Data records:
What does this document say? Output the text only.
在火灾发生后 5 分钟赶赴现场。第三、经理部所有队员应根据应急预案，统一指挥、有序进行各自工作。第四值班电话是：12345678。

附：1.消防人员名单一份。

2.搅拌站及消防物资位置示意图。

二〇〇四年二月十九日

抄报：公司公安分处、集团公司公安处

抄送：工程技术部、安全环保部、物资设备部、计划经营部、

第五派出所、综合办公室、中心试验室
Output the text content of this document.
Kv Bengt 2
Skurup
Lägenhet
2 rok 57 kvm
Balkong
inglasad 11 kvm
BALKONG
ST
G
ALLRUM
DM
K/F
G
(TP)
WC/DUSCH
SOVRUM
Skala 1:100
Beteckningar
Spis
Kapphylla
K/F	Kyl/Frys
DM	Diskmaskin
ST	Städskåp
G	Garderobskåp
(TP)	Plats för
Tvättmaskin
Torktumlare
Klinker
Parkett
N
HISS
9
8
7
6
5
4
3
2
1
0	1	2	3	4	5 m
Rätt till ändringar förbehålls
---
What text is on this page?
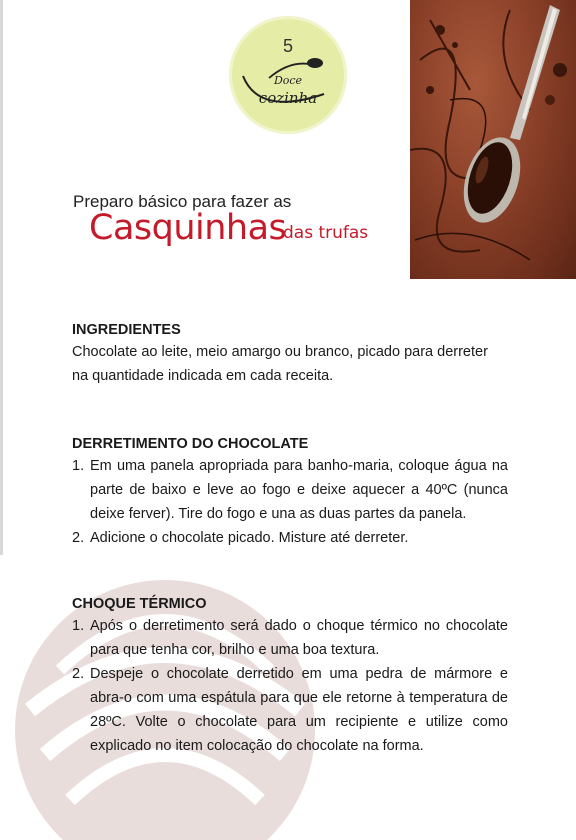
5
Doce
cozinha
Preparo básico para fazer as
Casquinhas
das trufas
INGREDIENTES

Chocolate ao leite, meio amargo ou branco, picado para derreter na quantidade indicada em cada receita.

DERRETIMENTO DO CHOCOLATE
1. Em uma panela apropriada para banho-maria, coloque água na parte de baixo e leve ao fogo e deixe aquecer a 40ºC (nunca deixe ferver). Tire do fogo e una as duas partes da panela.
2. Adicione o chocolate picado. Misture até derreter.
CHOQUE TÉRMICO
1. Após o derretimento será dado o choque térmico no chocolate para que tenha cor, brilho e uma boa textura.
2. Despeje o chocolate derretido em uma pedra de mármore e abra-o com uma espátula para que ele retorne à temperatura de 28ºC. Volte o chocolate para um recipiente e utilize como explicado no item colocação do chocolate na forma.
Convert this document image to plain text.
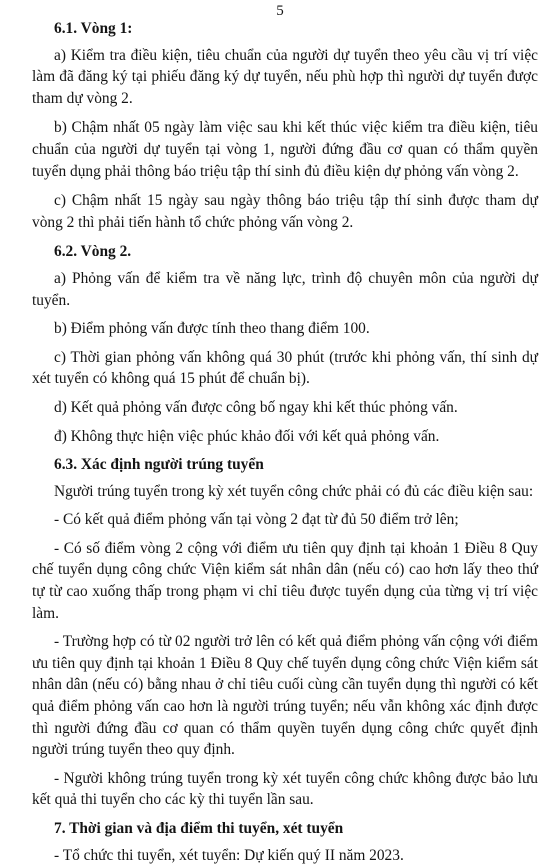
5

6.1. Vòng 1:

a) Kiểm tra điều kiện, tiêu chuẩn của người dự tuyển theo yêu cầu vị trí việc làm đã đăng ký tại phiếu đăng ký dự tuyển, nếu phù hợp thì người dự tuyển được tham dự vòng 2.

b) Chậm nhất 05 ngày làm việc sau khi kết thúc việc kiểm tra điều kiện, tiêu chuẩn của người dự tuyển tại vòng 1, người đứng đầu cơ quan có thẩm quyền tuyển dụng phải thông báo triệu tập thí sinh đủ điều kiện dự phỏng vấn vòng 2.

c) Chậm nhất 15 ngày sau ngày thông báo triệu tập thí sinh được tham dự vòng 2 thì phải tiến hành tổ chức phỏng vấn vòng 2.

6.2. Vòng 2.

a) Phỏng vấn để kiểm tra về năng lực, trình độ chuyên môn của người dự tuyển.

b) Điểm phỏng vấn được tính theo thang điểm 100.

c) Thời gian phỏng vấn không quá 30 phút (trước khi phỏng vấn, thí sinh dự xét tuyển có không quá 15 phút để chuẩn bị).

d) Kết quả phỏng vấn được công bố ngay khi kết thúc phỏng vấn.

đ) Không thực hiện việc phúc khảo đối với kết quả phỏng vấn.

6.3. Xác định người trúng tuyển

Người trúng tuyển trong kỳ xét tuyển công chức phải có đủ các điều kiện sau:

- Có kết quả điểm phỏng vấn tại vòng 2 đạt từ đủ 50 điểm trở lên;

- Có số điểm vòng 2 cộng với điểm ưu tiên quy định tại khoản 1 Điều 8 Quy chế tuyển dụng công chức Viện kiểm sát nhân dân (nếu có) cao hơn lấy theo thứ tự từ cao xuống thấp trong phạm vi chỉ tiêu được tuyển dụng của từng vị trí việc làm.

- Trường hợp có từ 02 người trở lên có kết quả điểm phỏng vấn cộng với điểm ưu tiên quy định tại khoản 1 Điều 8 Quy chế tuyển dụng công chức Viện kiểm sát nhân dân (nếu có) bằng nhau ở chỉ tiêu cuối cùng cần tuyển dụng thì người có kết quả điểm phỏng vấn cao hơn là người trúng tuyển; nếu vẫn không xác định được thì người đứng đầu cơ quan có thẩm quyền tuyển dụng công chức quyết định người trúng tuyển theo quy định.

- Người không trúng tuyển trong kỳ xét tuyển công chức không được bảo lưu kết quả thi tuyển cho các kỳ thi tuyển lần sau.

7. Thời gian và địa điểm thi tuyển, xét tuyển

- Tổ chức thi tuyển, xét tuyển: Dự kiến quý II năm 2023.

Exercise goal >>
Copy out each line of the listing that holds "kiện".

Answer below >>
a) Kiểm tra điều kiện, tiêu chuẩn của người dự tuyển theo yêu cầu vị trí việc làm đã đăng ký tại phiếu đăng ký dự tuyển, nếu phù hợp thì người dự tuyển được tham dự vòng 2.
b) Chậm nhất 05 ngày làm việc sau khi kết thúc việc kiểm tra điều kiện, tiêu chuẩn của người dự tuyển tại vòng 1, người đứng đầu cơ quan có thẩm quyền tuyển dụng phải thông báo triệu tập thí sinh đủ điều kiện dự phỏng vấn vòng 2.
Người trúng tuyển trong kỳ xét tuyển công chức phải có đủ các điều kiện sau:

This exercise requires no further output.